**Stated problem**: In the records below, tally every line containing "JSON". Report only the total.

**Recorded data**:
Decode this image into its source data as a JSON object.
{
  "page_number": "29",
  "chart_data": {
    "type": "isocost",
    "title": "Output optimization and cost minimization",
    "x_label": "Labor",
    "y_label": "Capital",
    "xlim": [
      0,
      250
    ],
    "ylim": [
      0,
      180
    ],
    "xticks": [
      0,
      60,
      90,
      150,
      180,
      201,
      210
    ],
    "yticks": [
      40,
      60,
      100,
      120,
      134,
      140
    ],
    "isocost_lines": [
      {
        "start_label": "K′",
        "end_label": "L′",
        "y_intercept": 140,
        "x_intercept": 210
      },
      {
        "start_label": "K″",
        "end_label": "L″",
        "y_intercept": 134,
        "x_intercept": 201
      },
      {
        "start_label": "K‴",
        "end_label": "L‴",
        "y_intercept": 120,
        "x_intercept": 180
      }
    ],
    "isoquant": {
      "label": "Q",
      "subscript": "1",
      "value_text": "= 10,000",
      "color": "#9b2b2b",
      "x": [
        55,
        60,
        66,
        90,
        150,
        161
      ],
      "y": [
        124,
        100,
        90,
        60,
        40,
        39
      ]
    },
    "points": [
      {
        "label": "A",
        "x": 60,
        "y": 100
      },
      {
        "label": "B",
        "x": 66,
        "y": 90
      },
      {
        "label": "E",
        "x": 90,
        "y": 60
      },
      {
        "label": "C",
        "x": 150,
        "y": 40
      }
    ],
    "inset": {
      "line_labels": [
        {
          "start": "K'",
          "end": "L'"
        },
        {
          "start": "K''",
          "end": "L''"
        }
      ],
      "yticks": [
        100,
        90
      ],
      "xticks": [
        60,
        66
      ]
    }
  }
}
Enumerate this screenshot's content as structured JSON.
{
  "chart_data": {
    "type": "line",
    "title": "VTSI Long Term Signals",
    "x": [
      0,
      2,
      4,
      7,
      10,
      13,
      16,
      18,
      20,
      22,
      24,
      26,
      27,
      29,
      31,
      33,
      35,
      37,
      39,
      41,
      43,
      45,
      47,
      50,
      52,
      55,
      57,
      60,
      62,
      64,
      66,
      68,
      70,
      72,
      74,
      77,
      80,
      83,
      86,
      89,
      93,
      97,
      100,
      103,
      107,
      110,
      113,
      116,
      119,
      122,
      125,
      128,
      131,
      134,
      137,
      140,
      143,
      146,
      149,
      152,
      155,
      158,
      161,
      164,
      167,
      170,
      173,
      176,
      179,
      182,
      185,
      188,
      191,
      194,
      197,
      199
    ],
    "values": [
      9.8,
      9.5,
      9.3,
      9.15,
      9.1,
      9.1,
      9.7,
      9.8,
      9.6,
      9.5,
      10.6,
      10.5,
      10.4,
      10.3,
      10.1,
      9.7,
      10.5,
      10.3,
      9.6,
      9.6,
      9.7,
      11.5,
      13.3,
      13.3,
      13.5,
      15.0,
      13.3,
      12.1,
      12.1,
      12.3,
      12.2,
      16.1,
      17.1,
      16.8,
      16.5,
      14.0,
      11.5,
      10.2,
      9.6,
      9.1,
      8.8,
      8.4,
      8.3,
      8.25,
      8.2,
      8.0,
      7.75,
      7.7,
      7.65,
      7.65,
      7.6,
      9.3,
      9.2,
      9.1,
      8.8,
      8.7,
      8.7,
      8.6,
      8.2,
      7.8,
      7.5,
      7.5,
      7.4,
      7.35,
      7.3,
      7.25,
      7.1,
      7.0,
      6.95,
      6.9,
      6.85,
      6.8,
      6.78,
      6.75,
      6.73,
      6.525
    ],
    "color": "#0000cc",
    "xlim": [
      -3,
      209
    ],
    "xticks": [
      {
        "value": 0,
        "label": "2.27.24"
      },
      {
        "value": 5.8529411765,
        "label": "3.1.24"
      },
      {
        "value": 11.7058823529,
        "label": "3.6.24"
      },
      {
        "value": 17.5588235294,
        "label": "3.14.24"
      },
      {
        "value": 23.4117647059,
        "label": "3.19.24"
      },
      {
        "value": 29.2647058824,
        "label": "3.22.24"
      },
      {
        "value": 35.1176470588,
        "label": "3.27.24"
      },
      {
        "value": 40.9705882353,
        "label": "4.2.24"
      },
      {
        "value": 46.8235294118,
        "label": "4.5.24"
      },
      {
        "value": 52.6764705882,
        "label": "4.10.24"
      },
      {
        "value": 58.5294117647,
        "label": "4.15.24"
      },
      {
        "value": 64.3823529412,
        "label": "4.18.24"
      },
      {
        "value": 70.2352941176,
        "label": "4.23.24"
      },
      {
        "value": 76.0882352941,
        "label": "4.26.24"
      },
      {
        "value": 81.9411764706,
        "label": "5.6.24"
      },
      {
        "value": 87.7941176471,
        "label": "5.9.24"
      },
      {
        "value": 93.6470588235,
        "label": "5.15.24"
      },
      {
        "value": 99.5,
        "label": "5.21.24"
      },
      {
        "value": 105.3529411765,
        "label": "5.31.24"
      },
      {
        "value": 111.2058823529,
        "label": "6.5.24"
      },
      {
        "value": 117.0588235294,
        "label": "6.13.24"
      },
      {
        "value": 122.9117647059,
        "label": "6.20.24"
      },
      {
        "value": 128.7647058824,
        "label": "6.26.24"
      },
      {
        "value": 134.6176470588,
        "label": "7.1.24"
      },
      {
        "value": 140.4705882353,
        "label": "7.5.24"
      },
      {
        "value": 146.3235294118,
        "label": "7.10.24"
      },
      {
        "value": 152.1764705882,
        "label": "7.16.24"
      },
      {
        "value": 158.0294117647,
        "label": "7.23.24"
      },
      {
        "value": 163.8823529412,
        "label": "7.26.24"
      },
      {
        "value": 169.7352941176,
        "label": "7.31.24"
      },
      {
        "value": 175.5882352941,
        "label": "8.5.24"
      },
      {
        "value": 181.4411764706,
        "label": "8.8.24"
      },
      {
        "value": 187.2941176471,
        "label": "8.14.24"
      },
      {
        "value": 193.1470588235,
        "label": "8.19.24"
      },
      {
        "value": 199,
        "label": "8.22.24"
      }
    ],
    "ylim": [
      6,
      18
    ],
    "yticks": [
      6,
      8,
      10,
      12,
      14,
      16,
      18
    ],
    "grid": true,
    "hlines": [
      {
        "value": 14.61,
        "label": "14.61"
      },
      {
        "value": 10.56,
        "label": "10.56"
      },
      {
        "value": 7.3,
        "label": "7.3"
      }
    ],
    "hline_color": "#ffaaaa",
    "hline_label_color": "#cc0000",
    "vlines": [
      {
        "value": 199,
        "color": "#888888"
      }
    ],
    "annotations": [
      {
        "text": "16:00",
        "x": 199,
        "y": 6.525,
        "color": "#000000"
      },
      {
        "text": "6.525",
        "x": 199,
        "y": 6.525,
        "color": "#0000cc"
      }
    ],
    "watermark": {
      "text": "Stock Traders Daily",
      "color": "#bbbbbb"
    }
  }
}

**Result for this exercise**: 2